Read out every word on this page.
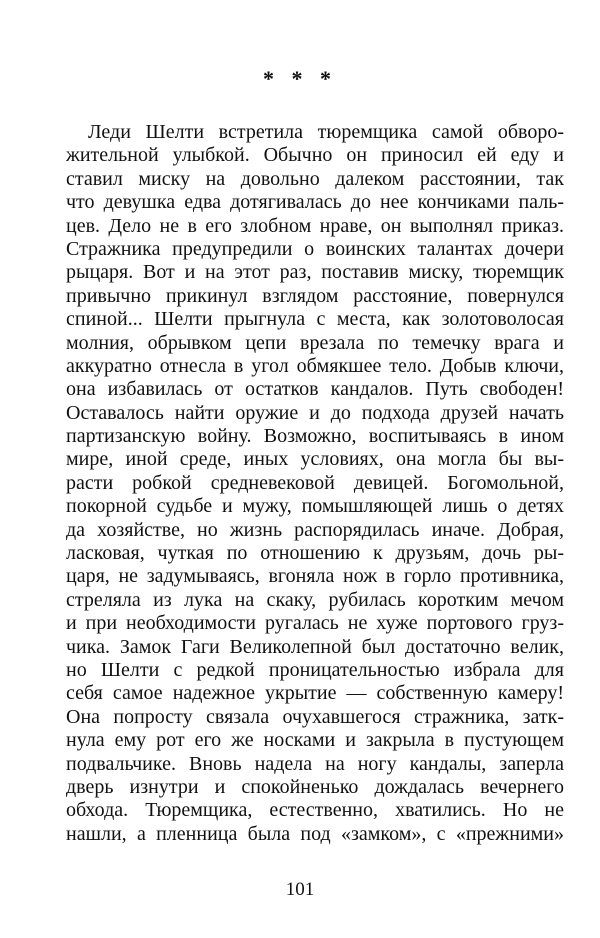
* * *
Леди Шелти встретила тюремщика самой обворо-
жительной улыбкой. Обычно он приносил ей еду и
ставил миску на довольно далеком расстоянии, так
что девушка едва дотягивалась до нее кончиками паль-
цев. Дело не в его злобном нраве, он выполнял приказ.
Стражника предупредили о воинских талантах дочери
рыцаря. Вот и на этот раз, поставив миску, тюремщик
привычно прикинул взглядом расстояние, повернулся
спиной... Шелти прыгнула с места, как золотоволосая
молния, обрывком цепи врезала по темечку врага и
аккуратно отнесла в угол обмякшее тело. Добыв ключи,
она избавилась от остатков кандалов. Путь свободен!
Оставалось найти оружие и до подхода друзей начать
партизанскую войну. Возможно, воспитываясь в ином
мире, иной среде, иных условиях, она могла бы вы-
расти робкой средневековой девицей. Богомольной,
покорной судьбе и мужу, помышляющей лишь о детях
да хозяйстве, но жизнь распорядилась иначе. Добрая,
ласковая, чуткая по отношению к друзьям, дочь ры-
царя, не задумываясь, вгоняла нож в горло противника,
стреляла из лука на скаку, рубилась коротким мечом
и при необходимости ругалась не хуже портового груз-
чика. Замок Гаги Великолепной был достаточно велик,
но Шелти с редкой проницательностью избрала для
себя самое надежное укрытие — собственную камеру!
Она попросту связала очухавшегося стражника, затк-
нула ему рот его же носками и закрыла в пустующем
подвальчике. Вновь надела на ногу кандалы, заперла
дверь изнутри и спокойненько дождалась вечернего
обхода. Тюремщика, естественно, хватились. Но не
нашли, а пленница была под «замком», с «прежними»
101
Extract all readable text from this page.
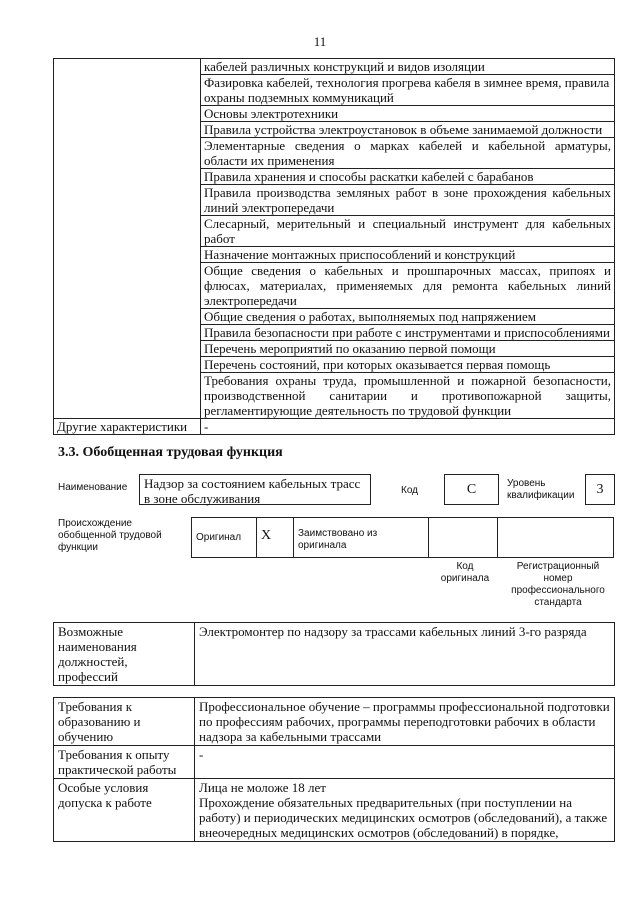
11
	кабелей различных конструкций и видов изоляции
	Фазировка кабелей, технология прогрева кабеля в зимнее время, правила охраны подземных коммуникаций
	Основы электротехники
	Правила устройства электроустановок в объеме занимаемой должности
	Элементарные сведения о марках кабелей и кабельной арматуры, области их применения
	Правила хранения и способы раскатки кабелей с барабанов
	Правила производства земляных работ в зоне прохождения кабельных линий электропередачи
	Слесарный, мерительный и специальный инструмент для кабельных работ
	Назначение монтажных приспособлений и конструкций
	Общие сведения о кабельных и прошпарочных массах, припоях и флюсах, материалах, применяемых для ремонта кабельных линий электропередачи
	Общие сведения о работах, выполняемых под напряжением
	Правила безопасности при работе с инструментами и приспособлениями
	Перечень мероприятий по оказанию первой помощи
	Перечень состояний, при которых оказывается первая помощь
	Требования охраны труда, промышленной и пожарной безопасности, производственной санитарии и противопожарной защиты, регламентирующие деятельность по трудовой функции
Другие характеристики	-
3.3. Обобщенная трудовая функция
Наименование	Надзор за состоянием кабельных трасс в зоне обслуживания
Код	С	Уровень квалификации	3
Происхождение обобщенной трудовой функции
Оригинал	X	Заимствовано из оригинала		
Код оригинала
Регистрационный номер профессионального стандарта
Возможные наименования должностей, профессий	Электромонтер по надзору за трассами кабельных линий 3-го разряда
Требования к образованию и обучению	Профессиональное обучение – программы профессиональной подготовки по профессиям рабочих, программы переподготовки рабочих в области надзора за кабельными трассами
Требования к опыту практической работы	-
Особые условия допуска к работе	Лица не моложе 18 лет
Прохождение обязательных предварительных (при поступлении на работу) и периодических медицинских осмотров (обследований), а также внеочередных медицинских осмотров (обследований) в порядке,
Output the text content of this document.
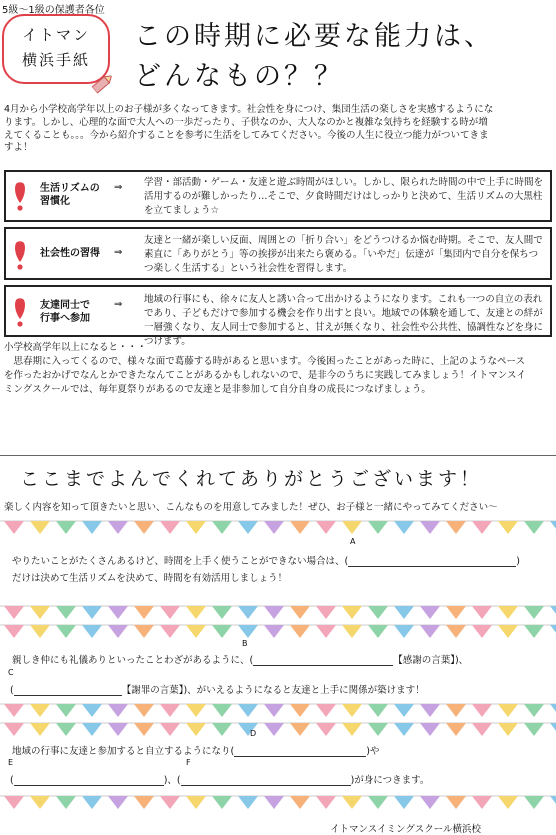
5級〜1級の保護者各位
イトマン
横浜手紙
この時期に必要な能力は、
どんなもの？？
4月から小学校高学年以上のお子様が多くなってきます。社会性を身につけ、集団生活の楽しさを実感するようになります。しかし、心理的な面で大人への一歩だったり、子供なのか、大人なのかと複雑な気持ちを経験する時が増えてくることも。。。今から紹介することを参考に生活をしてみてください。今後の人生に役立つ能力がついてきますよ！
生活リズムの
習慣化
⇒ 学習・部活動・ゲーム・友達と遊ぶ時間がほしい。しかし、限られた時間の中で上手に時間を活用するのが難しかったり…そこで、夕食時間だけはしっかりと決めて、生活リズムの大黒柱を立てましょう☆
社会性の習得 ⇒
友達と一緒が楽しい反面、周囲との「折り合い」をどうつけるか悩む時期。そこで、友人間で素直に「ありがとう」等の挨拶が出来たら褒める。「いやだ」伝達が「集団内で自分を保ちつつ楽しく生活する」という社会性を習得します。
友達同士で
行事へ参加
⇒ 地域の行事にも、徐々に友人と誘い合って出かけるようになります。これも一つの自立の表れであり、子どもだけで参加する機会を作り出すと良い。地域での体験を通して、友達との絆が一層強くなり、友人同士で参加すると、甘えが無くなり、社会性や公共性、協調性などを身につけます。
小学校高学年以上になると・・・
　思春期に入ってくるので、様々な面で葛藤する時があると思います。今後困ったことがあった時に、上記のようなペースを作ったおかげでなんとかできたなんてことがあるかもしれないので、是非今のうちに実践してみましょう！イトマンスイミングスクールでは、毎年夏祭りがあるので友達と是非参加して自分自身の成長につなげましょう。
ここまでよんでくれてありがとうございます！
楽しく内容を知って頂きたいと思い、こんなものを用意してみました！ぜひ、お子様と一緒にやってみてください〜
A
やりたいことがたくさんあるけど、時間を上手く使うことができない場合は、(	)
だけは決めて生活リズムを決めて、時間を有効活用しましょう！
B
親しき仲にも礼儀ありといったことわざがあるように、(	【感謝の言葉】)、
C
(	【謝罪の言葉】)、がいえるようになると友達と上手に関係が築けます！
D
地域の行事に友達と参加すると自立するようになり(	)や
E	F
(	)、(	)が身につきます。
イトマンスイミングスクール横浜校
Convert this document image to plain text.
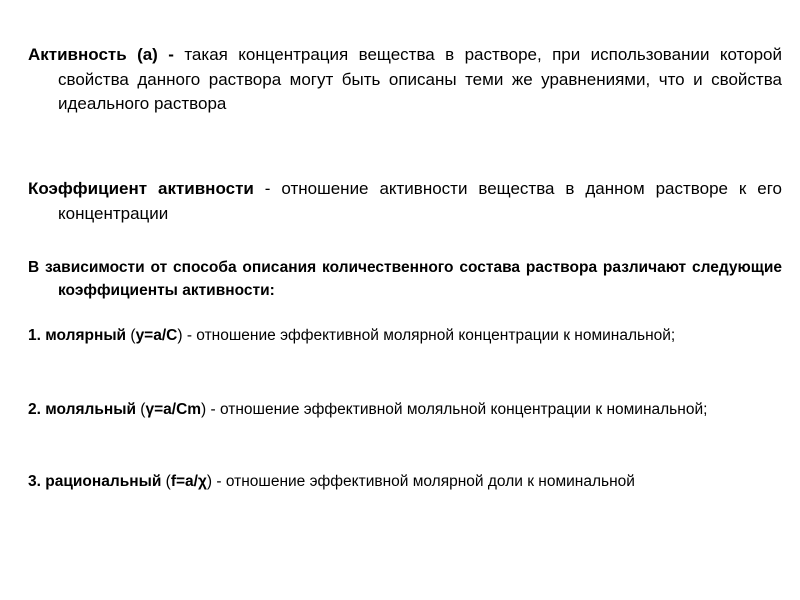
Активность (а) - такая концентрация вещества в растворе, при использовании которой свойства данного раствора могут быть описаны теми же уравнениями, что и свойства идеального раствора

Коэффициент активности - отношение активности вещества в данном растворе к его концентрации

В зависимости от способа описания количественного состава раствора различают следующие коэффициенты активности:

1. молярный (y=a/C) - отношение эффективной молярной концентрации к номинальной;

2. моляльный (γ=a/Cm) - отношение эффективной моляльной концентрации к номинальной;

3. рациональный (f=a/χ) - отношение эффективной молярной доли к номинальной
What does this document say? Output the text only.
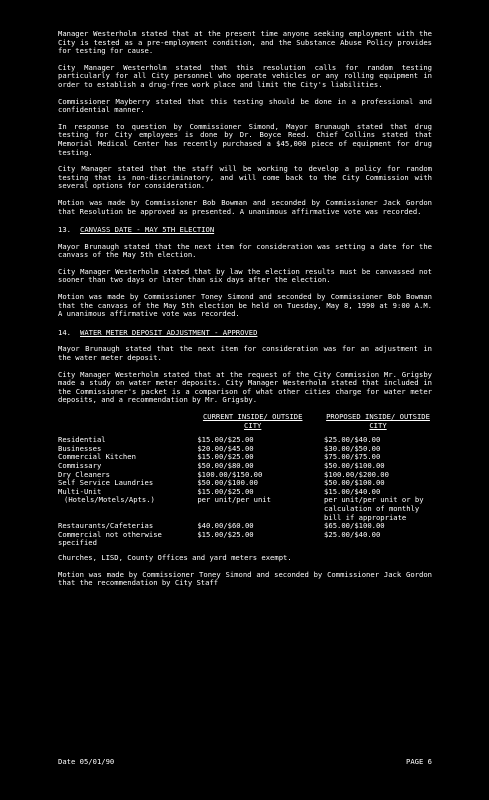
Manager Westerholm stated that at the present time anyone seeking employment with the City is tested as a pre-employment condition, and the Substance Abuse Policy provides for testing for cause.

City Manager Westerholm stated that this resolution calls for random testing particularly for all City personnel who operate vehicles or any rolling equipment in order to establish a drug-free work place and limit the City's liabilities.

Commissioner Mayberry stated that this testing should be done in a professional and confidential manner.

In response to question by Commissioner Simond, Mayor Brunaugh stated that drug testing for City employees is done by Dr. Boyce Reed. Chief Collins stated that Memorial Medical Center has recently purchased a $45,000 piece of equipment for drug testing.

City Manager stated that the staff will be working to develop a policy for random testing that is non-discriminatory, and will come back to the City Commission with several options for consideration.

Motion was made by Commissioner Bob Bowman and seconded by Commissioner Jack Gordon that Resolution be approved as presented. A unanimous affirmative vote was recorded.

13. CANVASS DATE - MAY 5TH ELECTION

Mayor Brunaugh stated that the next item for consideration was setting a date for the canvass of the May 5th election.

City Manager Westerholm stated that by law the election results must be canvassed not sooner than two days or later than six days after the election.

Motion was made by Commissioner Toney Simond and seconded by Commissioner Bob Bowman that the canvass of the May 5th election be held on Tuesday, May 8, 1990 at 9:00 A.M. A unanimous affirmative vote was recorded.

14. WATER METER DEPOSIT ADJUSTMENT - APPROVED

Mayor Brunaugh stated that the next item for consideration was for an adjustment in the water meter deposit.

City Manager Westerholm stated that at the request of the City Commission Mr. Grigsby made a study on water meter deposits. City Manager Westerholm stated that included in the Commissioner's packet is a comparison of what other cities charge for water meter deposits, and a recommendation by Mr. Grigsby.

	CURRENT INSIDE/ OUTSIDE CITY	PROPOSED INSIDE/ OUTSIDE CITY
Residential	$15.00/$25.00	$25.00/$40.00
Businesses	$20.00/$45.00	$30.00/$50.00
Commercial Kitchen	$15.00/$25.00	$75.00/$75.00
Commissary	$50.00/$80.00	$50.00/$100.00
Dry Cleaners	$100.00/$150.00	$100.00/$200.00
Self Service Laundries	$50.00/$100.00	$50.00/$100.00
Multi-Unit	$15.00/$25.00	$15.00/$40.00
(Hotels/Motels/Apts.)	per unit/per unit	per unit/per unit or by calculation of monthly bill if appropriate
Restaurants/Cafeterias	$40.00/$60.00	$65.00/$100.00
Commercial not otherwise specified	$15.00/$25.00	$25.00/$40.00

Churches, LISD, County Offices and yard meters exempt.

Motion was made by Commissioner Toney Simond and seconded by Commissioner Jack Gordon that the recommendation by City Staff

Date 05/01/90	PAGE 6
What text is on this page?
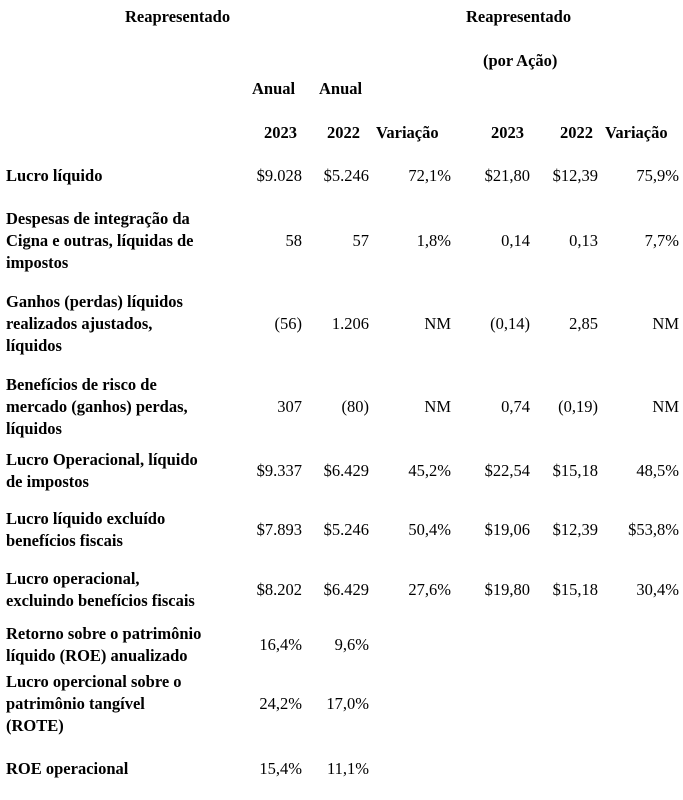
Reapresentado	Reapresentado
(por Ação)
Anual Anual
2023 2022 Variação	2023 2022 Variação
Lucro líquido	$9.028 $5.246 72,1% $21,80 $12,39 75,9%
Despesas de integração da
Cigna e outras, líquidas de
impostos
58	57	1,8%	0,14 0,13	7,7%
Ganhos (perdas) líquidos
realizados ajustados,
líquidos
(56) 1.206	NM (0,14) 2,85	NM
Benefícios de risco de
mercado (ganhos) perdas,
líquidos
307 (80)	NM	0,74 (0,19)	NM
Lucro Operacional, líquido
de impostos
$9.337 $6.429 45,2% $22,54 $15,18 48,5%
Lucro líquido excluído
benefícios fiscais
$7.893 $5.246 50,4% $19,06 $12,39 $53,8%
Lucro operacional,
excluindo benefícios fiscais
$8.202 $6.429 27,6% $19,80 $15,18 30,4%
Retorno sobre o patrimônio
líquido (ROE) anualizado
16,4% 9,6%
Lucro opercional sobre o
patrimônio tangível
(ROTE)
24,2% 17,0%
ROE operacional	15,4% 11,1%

### WHAT IS REQUIRED
Copy out every line holding the string "трассами".

### REPLY
Возможные наименования должностей, профессий	Электромонтер по надзору за трассами кабельных линий 3-го разряда
Требования к образованию и обучению	Профессиональное обучение – программы профессиональной подготовки по профессиям рабочих, программы переподготовки рабочих в области надзора за кабельными трассами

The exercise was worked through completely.